---- Data to use

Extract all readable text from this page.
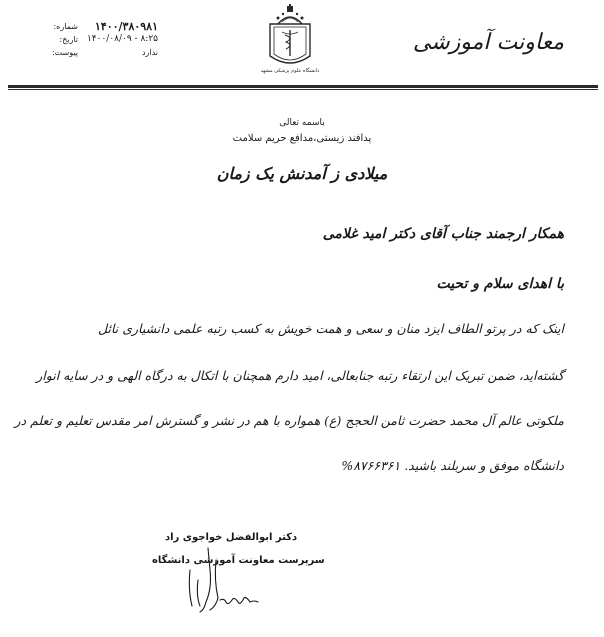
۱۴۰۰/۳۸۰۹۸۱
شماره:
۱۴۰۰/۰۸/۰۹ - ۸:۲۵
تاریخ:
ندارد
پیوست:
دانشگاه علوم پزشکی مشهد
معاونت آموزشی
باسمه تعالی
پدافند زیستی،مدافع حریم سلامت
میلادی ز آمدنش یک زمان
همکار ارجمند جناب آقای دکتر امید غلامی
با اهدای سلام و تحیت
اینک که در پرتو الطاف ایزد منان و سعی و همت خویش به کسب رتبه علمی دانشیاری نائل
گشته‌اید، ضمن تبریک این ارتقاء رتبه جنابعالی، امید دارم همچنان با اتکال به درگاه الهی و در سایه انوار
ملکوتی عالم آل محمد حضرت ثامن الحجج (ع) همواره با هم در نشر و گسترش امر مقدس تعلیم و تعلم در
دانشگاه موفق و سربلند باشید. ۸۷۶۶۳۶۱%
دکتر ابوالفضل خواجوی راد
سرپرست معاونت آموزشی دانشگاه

--------

### [What the exercise asks]
Search the entries for the word "امید" and copy every line that has it.

### [Finished task]
همکار ارجمند جناب آقای دکتر امید غلامی
گشته‌اید، ضمن تبریک این ارتقاء رتبه جنابعالی، امید دارم همچنان با اتکال به درگاه الهی و در سایه انوار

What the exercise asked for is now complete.